- _Extracted material_
"""

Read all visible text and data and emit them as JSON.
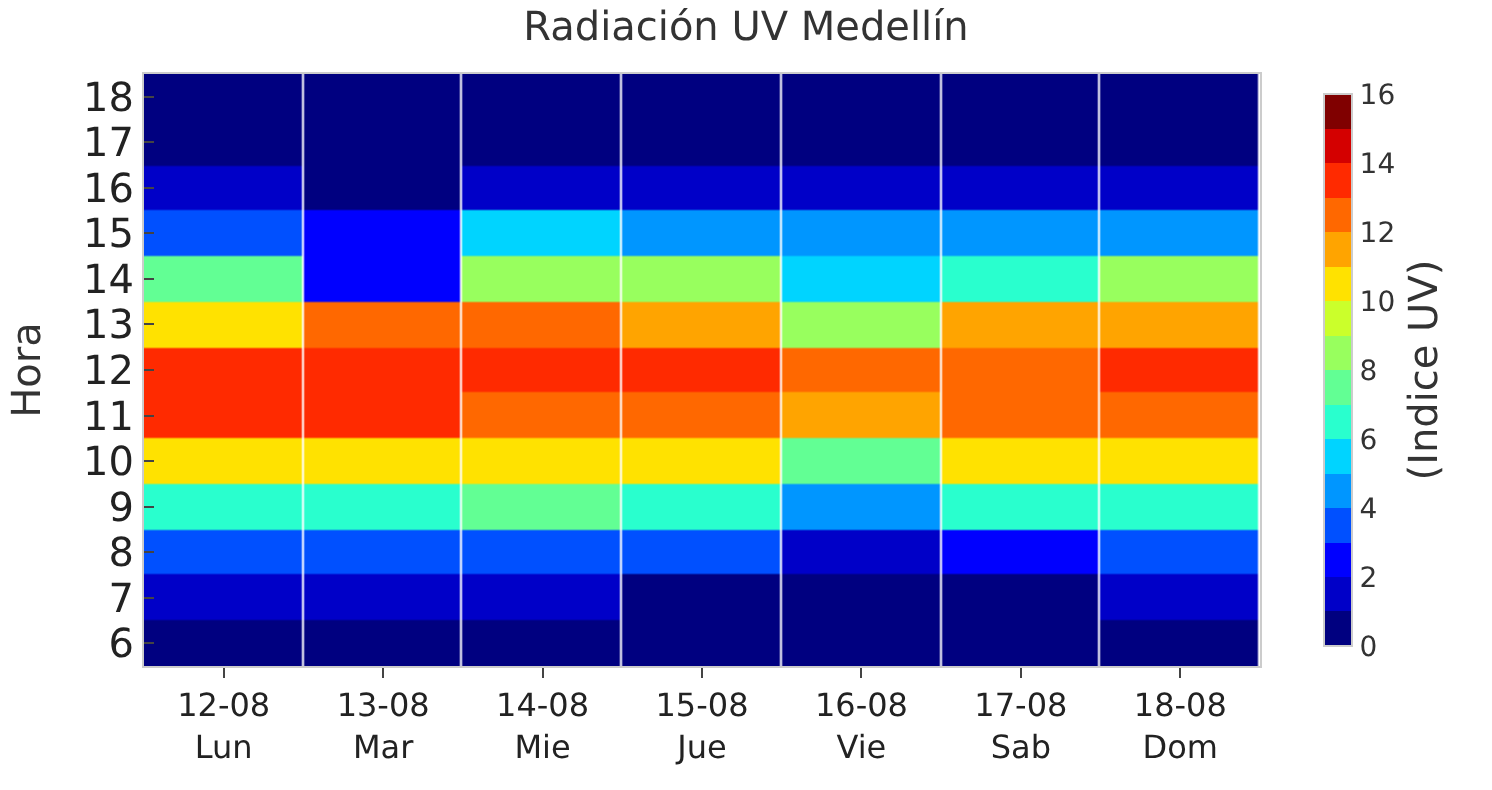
{
  "chart_data": {
    "type": "heatmap",
    "title": "Radiación UV Medellín",
    "ylabel": "Hora",
    "clabel": "(Indice UV)",
    "categories": [
      "12-08\nLun",
      "13-08\nMar",
      "14-08\nMie",
      "15-08\nJue",
      "16-08\nVie",
      "17-08\nSab",
      "18-08\nDom"
    ],
    "y_categories": [
      "18",
      "17",
      "16",
      "15",
      "14",
      "13",
      "12",
      "11",
      "10",
      "9",
      "8",
      "7",
      "6"
    ],
    "cells": [
      [
        0.5,
        0.5,
        0.5,
        0.5,
        0.5,
        0.5,
        0.5
      ],
      [
        0.5,
        0.5,
        0.5,
        0.5,
        0.5,
        0.5,
        0.5
      ],
      [
        1.5,
        0.5,
        1.5,
        1.5,
        1.5,
        1.5,
        1.5
      ],
      [
        3.5,
        2.5,
        5.5,
        4.5,
        4.5,
        4.5,
        4.5
      ],
      [
        7.5,
        2.5,
        8.5,
        8.5,
        5.5,
        6.5,
        8.5
      ],
      [
        10.5,
        12.5,
        12.5,
        11.5,
        8.5,
        11.5,
        11.5
      ],
      [
        13.5,
        13.5,
        13.5,
        13.5,
        12.5,
        12.5,
        13.5
      ],
      [
        13.5,
        13.5,
        12.5,
        12.5,
        11.5,
        12.5,
        12.5
      ],
      [
        10.5,
        10.5,
        10.5,
        10.5,
        7.5,
        10.5,
        10.5
      ],
      [
        6.5,
        6.5,
        7.5,
        6.5,
        4.5,
        6.5,
        6.5
      ],
      [
        3.5,
        3.5,
        3.5,
        3.5,
        1.5,
        2.5,
        3.5
      ],
      [
        1.5,
        1.5,
        1.5,
        0.5,
        0.5,
        0.5,
        1.5
      ],
      [
        0.5,
        0.5,
        0.5,
        0.5,
        0.5,
        0.5,
        0.5
      ]
    ],
    "clim": [
      0,
      16
    ],
    "cticks": [
      0,
      2,
      4,
      6,
      8,
      10,
      12,
      14,
      16
    ],
    "colors": [
      "#000080",
      "#0000c8",
      "#0000ff",
      "#0050ff",
      "#0096ff",
      "#00d4ff",
      "#29ffce",
      "#62ff94",
      "#98ff5e",
      "#cbff2b",
      "#ffe200",
      "#ffa400",
      "#ff6800",
      "#ff2a00",
      "#d40000",
      "#800000"
    ]
  }
}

"""

- _Your task_
Set the pictures aside and transcribe the data above exactly.

- _Output of the exercise_
Read all visible text and data and emit them as JSON.
{
  "chart_data": {
    "type": "heatmap",
    "title": "Radiación UV Medellín",
    "ylabel": "Hora",
    "clabel": "(Indice UV)",
    "categories": [
      "12-08\nLun",
      "13-08\nMar",
      "14-08\nMie",
      "15-08\nJue",
      "16-08\nVie",
      "17-08\nSab",
      "18-08\nDom"
    ],
    "y_categories": [
      "18",
      "17",
      "16",
      "15",
      "14",
      "13",
      "12",
      "11",
      "10",
      "9",
      "8",
      "7",
      "6"
    ],
    "cells": [
      [
        0.5,
        0.5,
        0.5,
        0.5,
        0.5,
        0.5,
        0.5
      ],
      [
        0.5,
        0.5,
        0.5,
        0.5,
        0.5,
        0.5,
        0.5
      ],
      [
        1.5,
        0.5,
        1.5,
        1.5,
        1.5,
        1.5,
        1.5
      ],
      [
        3.5,
        2.5,
        5.5,
        4.5,
        4.5,
        4.5,
        4.5
      ],
      [
        7.5,
        2.5,
        8.5,
        8.5,
        5.5,
        6.5,
        8.5
      ],
      [
        10.5,
        12.5,
        12.5,
        11.5,
        8.5,
        11.5,
        11.5
      ],
      [
        13.5,
        13.5,
        13.5,
        13.5,
        12.5,
        12.5,
        13.5
      ],
      [
        13.5,
        13.5,
        12.5,
        12.5,
        11.5,
        12.5,
        12.5
      ],
      [
        10.5,
        10.5,
        10.5,
        10.5,
        7.5,
        10.5,
        10.5
      ],
      [
        6.5,
        6.5,
        7.5,
        6.5,
        4.5,
        6.5,
        6.5
      ],
      [
        3.5,
        3.5,
        3.5,
        3.5,
        1.5,
        2.5,
        3.5
      ],
      [
        1.5,
        1.5,
        1.5,
        0.5,
        0.5,
        0.5,
        1.5
      ],
      [
        0.5,
        0.5,
        0.5,
        0.5,
        0.5,
        0.5,
        0.5
      ]
    ],
    "clim": [
      0,
      16
    ],
    "cticks": [
      0,
      2,
      4,
      6,
      8,
      10,
      12,
      14,
      16
    ],
    "colors": [
      "#000080",
      "#0000c8",
      "#0000ff",
      "#0050ff",
      "#0096ff",
      "#00d4ff",
      "#29ffce",
      "#62ff94",
      "#98ff5e",
      "#cbff2b",
      "#ffe200",
      "#ffa400",
      "#ff6800",
      "#ff2a00",
      "#d40000",
      "#800000"
    ]
  }
}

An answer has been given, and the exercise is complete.